──────── DATA IN THIS EXERCISE

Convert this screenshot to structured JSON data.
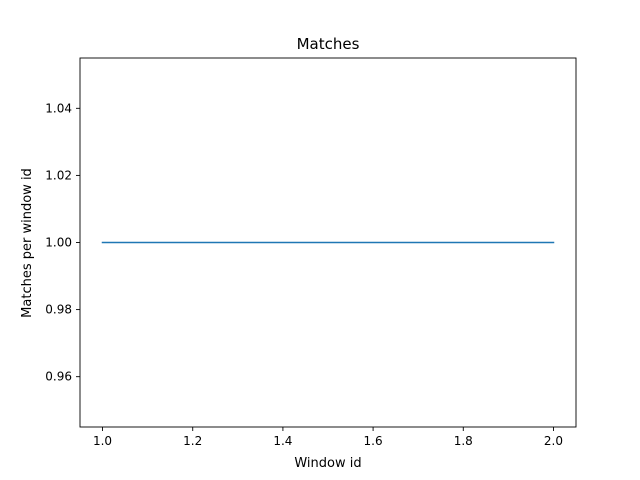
{
  "chart_data": {
    "type": "line",
    "title": "Matches",
    "xlabel": "Window id",
    "ylabel": "Matches per window id",
    "xlim": [
      0.95,
      2.05
    ],
    "ylim": [
      0.945,
      1.055
    ],
    "xticks": [
      1.0,
      1.2,
      1.4,
      1.6,
      1.8,
      2.0
    ],
    "xtick_labels": [
      "1.0",
      "1.2",
      "1.4",
      "1.6",
      "1.8",
      "2.0"
    ],
    "yticks": [
      0.96,
      0.98,
      1.0,
      1.02,
      1.04
    ],
    "ytick_labels": [
      "0.96",
      "0.98",
      "1.00",
      "1.02",
      "1.04"
    ],
    "grid": false,
    "series": [
      {
        "x": [
          1,
          2
        ],
        "y": [
          1,
          1
        ],
        "color": "#1f77b4"
      }
    ]
  }
}
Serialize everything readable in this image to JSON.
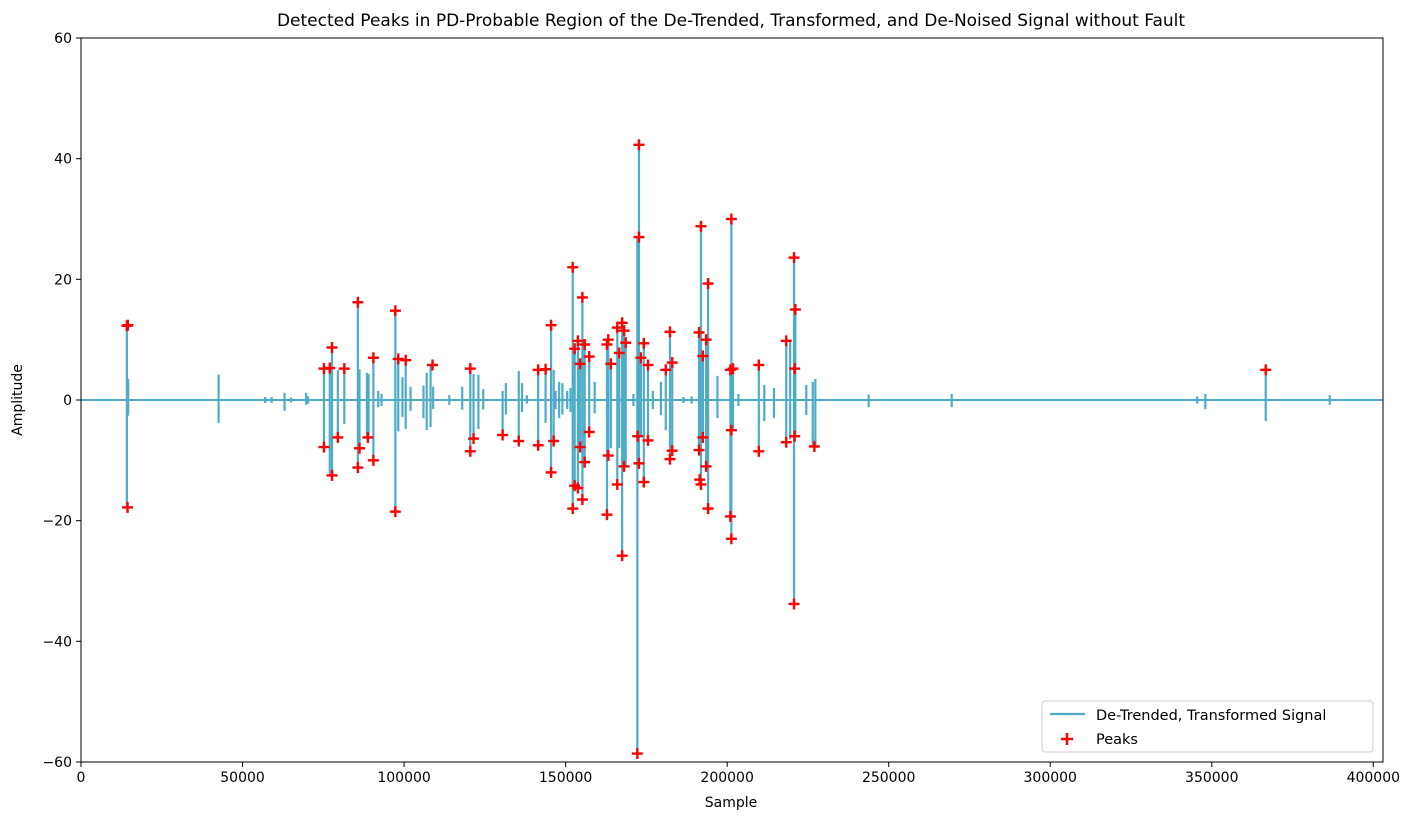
{
  "chart_data": {
    "type": "line",
    "title": "Detected Peaks in PD-Probable Region of the De-Trended, Transformed, and De-Noised Signal without Fault",
    "xlabel": "Sample",
    "ylabel": "Amplitude",
    "xlim": [
      0,
      403000
    ],
    "ylim": [
      -60,
      60
    ],
    "xticks": [
      0,
      50000,
      100000,
      150000,
      200000,
      250000,
      300000,
      350000,
      400000
    ],
    "xtick_labels": [
      "0",
      "50000",
      "100000",
      "150000",
      "200000",
      "250000",
      "300000",
      "350000",
      "400000"
    ],
    "yticks": [
      -60,
      -40,
      -20,
      0,
      20,
      40,
      60
    ],
    "ytick_labels": [
      "−60",
      "−40",
      "−20",
      "0",
      "20",
      "40",
      "60"
    ],
    "grid": false,
    "legend_position": "lower-right",
    "colors": {
      "signal": "#4eacc8",
      "peaks": "#ff0000"
    },
    "series": [
      {
        "name": "De-Trended, Transformed Signal",
        "style": "line",
        "spikes": [
          [
            14200,
            12.3,
            -17.8
          ],
          [
            14600,
            3.5,
            -2.6
          ],
          [
            42600,
            4.2,
            -3.8
          ],
          [
            57000,
            0.5,
            -0.5
          ],
          [
            59000,
            0.5,
            -0.5
          ],
          [
            63000,
            1.2,
            -1.8
          ],
          [
            65000,
            0.4,
            -0.4
          ],
          [
            69700,
            1.2,
            -0.8
          ],
          [
            70300,
            0.6,
            -0.6
          ],
          [
            75200,
            5.2,
            -7.8
          ],
          [
            77000,
            5.3,
            -12.5
          ],
          [
            77700,
            8.7,
            -12.3
          ],
          [
            79500,
            5.0,
            -6.2
          ],
          [
            81500,
            5.2,
            -4.0
          ],
          [
            85700,
            16.2,
            -11.2
          ],
          [
            86200,
            5.1,
            -8.0
          ],
          [
            88500,
            4.5,
            -6.2
          ],
          [
            89000,
            4.3,
            -5.8
          ],
          [
            90500,
            7.0,
            -10.0
          ],
          [
            92000,
            1.5,
            -1.2
          ],
          [
            93000,
            1.0,
            -1.0
          ],
          [
            97300,
            14.8,
            -18.5
          ],
          [
            98200,
            6.8,
            -5.2
          ],
          [
            99500,
            3.8,
            -2.8
          ],
          [
            100500,
            6.6,
            -4.8
          ],
          [
            102000,
            2.2,
            -1.8
          ],
          [
            106000,
            2.4,
            -3.0
          ],
          [
            107000,
            4.5,
            -5.0
          ],
          [
            108200,
            5.8,
            -4.5
          ],
          [
            109000,
            2.2,
            -1.5
          ],
          [
            114000,
            0.8,
            -0.8
          ],
          [
            118000,
            2.2,
            -1.6
          ],
          [
            120500,
            5.2,
            -8.5
          ],
          [
            121500,
            4.3,
            -6.4
          ],
          [
            123000,
            4.2,
            -4.8
          ],
          [
            124500,
            1.8,
            -1.6
          ],
          [
            130500,
            1.5,
            -5.8
          ],
          [
            131500,
            2.8,
            -2.4
          ],
          [
            135500,
            4.8,
            -6.8
          ],
          [
            136500,
            2.8,
            -2.0
          ],
          [
            138000,
            0.8,
            -0.6
          ],
          [
            141500,
            5.0,
            -7.5
          ],
          [
            143800,
            5.1,
            -3.8
          ],
          [
            145500,
            12.4,
            -12.0
          ],
          [
            146300,
            5.0,
            -6.8
          ],
          [
            146900,
            1.5,
            -1.5
          ],
          [
            148000,
            3.0,
            -3.0
          ],
          [
            149000,
            2.8,
            -2.4
          ],
          [
            150500,
            1.5,
            -1.5
          ],
          [
            151500,
            2.0,
            -2.0
          ],
          [
            152200,
            22.0,
            -18.0
          ],
          [
            152800,
            8.5,
            -14.2
          ],
          [
            153800,
            9.8,
            -14.6
          ],
          [
            154500,
            6.0,
            -7.8
          ],
          [
            155200,
            17.0,
            -16.5
          ],
          [
            155900,
            9.2,
            -10.3
          ],
          [
            157300,
            7.2,
            -5.3
          ],
          [
            159000,
            3.0,
            -2.2
          ],
          [
            162800,
            9.2,
            -19.0
          ],
          [
            163200,
            10.0,
            -9.2
          ],
          [
            164000,
            6.0,
            -8.0
          ],
          [
            166000,
            12.0,
            -14.0
          ],
          [
            166600,
            7.8,
            -8.0
          ],
          [
            167500,
            12.8,
            -25.8
          ],
          [
            168100,
            11.5,
            -11.0
          ],
          [
            168600,
            9.5,
            -11.0
          ],
          [
            171000,
            1.0,
            -1.0
          ],
          [
            172200,
            27.0,
            -58.6
          ],
          [
            172700,
            42.3,
            -10.5
          ],
          [
            173300,
            7.0,
            -6.0
          ],
          [
            174200,
            9.4,
            -13.6
          ],
          [
            175500,
            5.8,
            -6.7
          ],
          [
            177000,
            1.5,
            -1.5
          ],
          [
            179500,
            3.0,
            -2.5
          ],
          [
            181000,
            5.0,
            -5.0
          ],
          [
            182300,
            11.3,
            -9.8
          ],
          [
            183000,
            6.2,
            -8.4
          ],
          [
            186500,
            0.5,
            -0.5
          ],
          [
            189000,
            0.6,
            -0.6
          ],
          [
            191300,
            11.2,
            -8.3
          ],
          [
            191900,
            28.8,
            -14.0
          ],
          [
            192500,
            7.3,
            -6.2
          ],
          [
            193500,
            10.0,
            -11.0
          ],
          [
            194100,
            19.3,
            -18.0
          ],
          [
            197000,
            4.0,
            -3.0
          ],
          [
            201000,
            5.0,
            -19.3
          ],
          [
            201300,
            30.0,
            -23.0
          ],
          [
            201800,
            5.2,
            -5.0
          ],
          [
            203500,
            1.0,
            -1.0
          ],
          [
            209800,
            5.8,
            -8.5
          ],
          [
            211500,
            2.5,
            -3.5
          ],
          [
            214500,
            2.0,
            -3.0
          ],
          [
            218300,
            9.8,
            -7.0
          ],
          [
            219500,
            9.8,
            -6.5
          ],
          [
            220700,
            23.6,
            -33.8
          ],
          [
            221100,
            15.0,
            -6.0
          ],
          [
            224500,
            2.5,
            -2.5
          ],
          [
            226500,
            3.0,
            -7.7
          ],
          [
            227300,
            3.5,
            -7.6
          ],
          [
            243800,
            0.9,
            -1.2
          ],
          [
            269500,
            1.0,
            -1.2
          ],
          [
            345500,
            0.6,
            -0.6
          ],
          [
            348000,
            1.0,
            -1.5
          ],
          [
            366700,
            5.2,
            -3.5
          ],
          [
            386500,
            0.8,
            -0.8
          ]
        ]
      },
      {
        "name": "Peaks",
        "style": "scatter",
        "points": [
          [
            14200,
            12.3
          ],
          [
            14500,
            12.4
          ],
          [
            14400,
            -17.8
          ],
          [
            75200,
            5.2
          ],
          [
            75200,
            -7.8
          ],
          [
            77000,
            5.3
          ],
          [
            77700,
            8.7
          ],
          [
            77700,
            -12.5
          ],
          [
            79500,
            -6.2
          ],
          [
            81500,
            5.2
          ],
          [
            85700,
            16.2
          ],
          [
            85700,
            -11.2
          ],
          [
            86200,
            -8.0
          ],
          [
            88800,
            -6.2
          ],
          [
            90500,
            7.0
          ],
          [
            90500,
            -10.0
          ],
          [
            97300,
            14.8
          ],
          [
            97300,
            -18.5
          ],
          [
            98200,
            6.8
          ],
          [
            100500,
            6.6
          ],
          [
            108800,
            5.8
          ],
          [
            120500,
            5.2
          ],
          [
            120500,
            -8.5
          ],
          [
            121500,
            -6.4
          ],
          [
            130500,
            -5.8
          ],
          [
            135500,
            -6.8
          ],
          [
            141500,
            5.0
          ],
          [
            141500,
            -7.5
          ],
          [
            143800,
            5.1
          ],
          [
            145500,
            12.4
          ],
          [
            145500,
            -12.0
          ],
          [
            146300,
            -6.8
          ],
          [
            152200,
            22.0
          ],
          [
            152200,
            -18.0
          ],
          [
            152800,
            8.5
          ],
          [
            152800,
            -14.2
          ],
          [
            153800,
            9.8
          ],
          [
            153800,
            -14.6
          ],
          [
            154500,
            6.0
          ],
          [
            154500,
            -7.8
          ],
          [
            155200,
            17.0
          ],
          [
            155200,
            -16.5
          ],
          [
            155900,
            9.2
          ],
          [
            155900,
            -10.3
          ],
          [
            157300,
            7.2
          ],
          [
            157300,
            -5.3
          ],
          [
            162800,
            9.2
          ],
          [
            162800,
            -19.0
          ],
          [
            163200,
            10.0
          ],
          [
            163200,
            -9.2
          ],
          [
            164000,
            6.0
          ],
          [
            166000,
            12.0
          ],
          [
            166000,
            -14.0
          ],
          [
            166600,
            7.8
          ],
          [
            167500,
            12.8
          ],
          [
            167500,
            -25.8
          ],
          [
            168100,
            11.5
          ],
          [
            168100,
            -11.0
          ],
          [
            168600,
            9.5
          ],
          [
            172200,
            -58.6
          ],
          [
            172700,
            42.3
          ],
          [
            172700,
            27.0
          ],
          [
            172700,
            -10.5
          ],
          [
            173300,
            7.0
          ],
          [
            172300,
            -6.0
          ],
          [
            174200,
            9.4
          ],
          [
            174200,
            -13.6
          ],
          [
            175500,
            5.8
          ],
          [
            175500,
            -6.7
          ],
          [
            181000,
            5.0
          ],
          [
            182300,
            11.3
          ],
          [
            182300,
            -9.8
          ],
          [
            183000,
            6.2
          ],
          [
            183000,
            -8.4
          ],
          [
            191300,
            11.2
          ],
          [
            191300,
            -8.3
          ],
          [
            191900,
            28.8
          ],
          [
            191900,
            -14.0
          ],
          [
            192500,
            7.3
          ],
          [
            192500,
            -6.2
          ],
          [
            191500,
            -13.2
          ],
          [
            193500,
            10.0
          ],
          [
            193500,
            -11.0
          ],
          [
            194100,
            19.3
          ],
          [
            194100,
            -18.0
          ],
          [
            201000,
            5.0
          ],
          [
            201000,
            -19.3
          ],
          [
            201300,
            30.0
          ],
          [
            201300,
            -23.0
          ],
          [
            201800,
            5.2
          ],
          [
            201300,
            -5.0
          ],
          [
            209800,
            5.8
          ],
          [
            209800,
            -8.5
          ],
          [
            218300,
            9.8
          ],
          [
            218300,
            -7.0
          ],
          [
            220700,
            23.6
          ],
          [
            220700,
            -33.8
          ],
          [
            221100,
            15.0
          ],
          [
            220900,
            5.2
          ],
          [
            220900,
            -6.0
          ],
          [
            227000,
            -7.7
          ],
          [
            366700,
            5.0
          ]
        ]
      }
    ]
  }
}
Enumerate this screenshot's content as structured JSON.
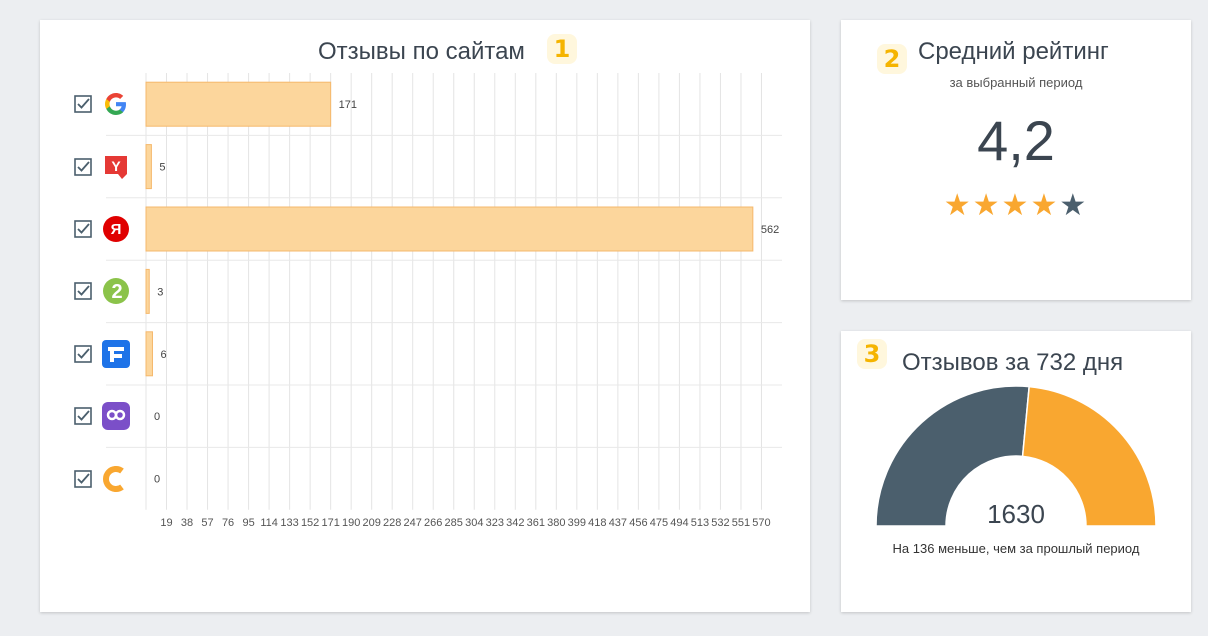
{
  "sites_card": {
    "title": "Отзывы по сайтам",
    "badge": "1",
    "rows": [
      {
        "icon": "google-logo-icon",
        "checked": true
      },
      {
        "icon": "yell-logo-icon",
        "checked": true
      },
      {
        "icon": "yandex-logo-icon",
        "checked": true
      },
      {
        "icon": "2gis-logo-icon",
        "checked": true
      },
      {
        "icon": "flamp-logo-icon",
        "checked": true
      },
      {
        "icon": "otzovik-logo-icon",
        "checked": true
      },
      {
        "icon": "zoon-logo-icon",
        "checked": true
      }
    ]
  },
  "chart_data": {
    "type": "bar",
    "orientation": "horizontal",
    "categories": [
      "Google",
      "Yell",
      "Яндекс",
      "2ГИС",
      "Flamp",
      "Отзовик",
      "Zoon"
    ],
    "values": [
      171,
      5,
      562,
      3,
      6,
      0,
      0
    ],
    "xlim": [
      0,
      589
    ],
    "x_ticks": [
      "19",
      "38",
      "57",
      "76",
      "95",
      "114",
      "133",
      "152",
      "171",
      "190",
      "209",
      "228",
      "247",
      "266",
      "285",
      "304",
      "323",
      "342",
      "361",
      "380",
      "399",
      "418",
      "437",
      "456",
      "475",
      "494",
      "513",
      "532",
      "551",
      "570"
    ],
    "grid": true,
    "bar_color": "#fcd69c",
    "bar_border": "#f5b86c"
  },
  "rating_card": {
    "badge": "2",
    "title": "Средний рейтинг",
    "subtitle": "за выбранный период",
    "value": "4,2",
    "rating": 4.2,
    "max_stars": 5,
    "star_filled_color": "#f9a730",
    "star_empty_color": "#4b5f6d"
  },
  "reviews_card": {
    "badge": "3",
    "title": "Отзывов за 732 дня",
    "total": "1630",
    "comparison": "На 136 меньше, чем за прошлый период",
    "gauge": {
      "segments": [
        {
          "value": 0.53,
          "color": "#4b5f6d"
        },
        {
          "value": 0.47,
          "color": "#f9a730"
        }
      ]
    }
  }
}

────────────────

## REQUIREMENT:
Tally the lines of the listing that include "screenshot". Reply with nothing but the count.

## FULL ANSWER:
2